## [Extracted data entries]
****

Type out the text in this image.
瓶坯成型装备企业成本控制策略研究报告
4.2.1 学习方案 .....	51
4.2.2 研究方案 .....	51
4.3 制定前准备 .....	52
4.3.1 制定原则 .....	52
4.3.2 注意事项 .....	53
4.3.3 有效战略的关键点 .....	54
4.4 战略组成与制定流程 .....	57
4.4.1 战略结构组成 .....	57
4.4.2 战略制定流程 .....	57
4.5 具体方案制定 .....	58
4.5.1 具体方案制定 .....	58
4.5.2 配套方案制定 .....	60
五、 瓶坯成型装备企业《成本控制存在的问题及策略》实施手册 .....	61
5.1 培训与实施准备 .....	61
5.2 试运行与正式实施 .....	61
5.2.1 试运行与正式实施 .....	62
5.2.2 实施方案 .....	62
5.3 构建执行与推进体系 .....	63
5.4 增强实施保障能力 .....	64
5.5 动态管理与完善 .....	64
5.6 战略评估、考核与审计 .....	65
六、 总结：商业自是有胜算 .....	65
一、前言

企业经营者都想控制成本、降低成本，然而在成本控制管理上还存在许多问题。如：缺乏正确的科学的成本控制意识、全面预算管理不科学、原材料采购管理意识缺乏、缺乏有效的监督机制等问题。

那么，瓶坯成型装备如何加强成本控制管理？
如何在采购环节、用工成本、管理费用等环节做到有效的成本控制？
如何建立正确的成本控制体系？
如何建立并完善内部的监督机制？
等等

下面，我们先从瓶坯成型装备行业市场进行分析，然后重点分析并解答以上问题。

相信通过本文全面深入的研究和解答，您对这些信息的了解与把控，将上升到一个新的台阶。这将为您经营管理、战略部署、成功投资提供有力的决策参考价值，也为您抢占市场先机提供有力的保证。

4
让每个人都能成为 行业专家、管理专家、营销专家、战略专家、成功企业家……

****

## [Task]
Return the entries in full, keeping every line exactly as it is.

## [Task response]
Type out the text in this image.
瓶坯成型装备企业成本控制策略研究报告
4.2.1 学习方案 .....	51
4.2.2 研究方案 .....	51
4.3 制定前准备 .....	52
4.3.1 制定原则 .....	52
4.3.2 注意事项 .....	53
4.3.3 有效战略的关键点 .....	54
4.4 战略组成与制定流程 .....	57
4.4.1 战略结构组成 .....	57
4.4.2 战略制定流程 .....	57
4.5 具体方案制定 .....	58
4.5.1 具体方案制定 .....	58
4.5.2 配套方案制定 .....	60
五、 瓶坯成型装备企业《成本控制存在的问题及策略》实施手册 .....	61
5.1 培训与实施准备 .....	61
5.2 试运行与正式实施 .....	61
5.2.1 试运行与正式实施 .....	62
5.2.2 实施方案 .....	62
5.3 构建执行与推进体系 .....	63
5.4 增强实施保障能力 .....	64
5.5 动态管理与完善 .....	64
5.6 战略评估、考核与审计 .....	65
六、 总结：商业自是有胜算 .....	65
一、前言

企业经营者都想控制成本、降低成本，然而在成本控制管理上还存在许多问题。如：缺乏正确的科学的成本控制意识、全面预算管理不科学、原材料采购管理意识缺乏、缺乏有效的监督机制等问题。

那么，瓶坯成型装备如何加强成本控制管理？
如何在采购环节、用工成本、管理费用等环节做到有效的成本控制？
如何建立正确的成本控制体系？
如何建立并完善内部的监督机制？
等等

下面，我们先从瓶坯成型装备行业市场进行分析，然后重点分析并解答以上问题。

相信通过本文全面深入的研究和解答，您对这些信息的了解与把控，将上升到一个新的台阶。这将为您经营管理、战略部署、成功投资提供有力的决策参考价值，也为您抢占市场先机提供有力的保证。

4
让每个人都能成为 行业专家、管理专家、营销专家、战略专家、成功企业家……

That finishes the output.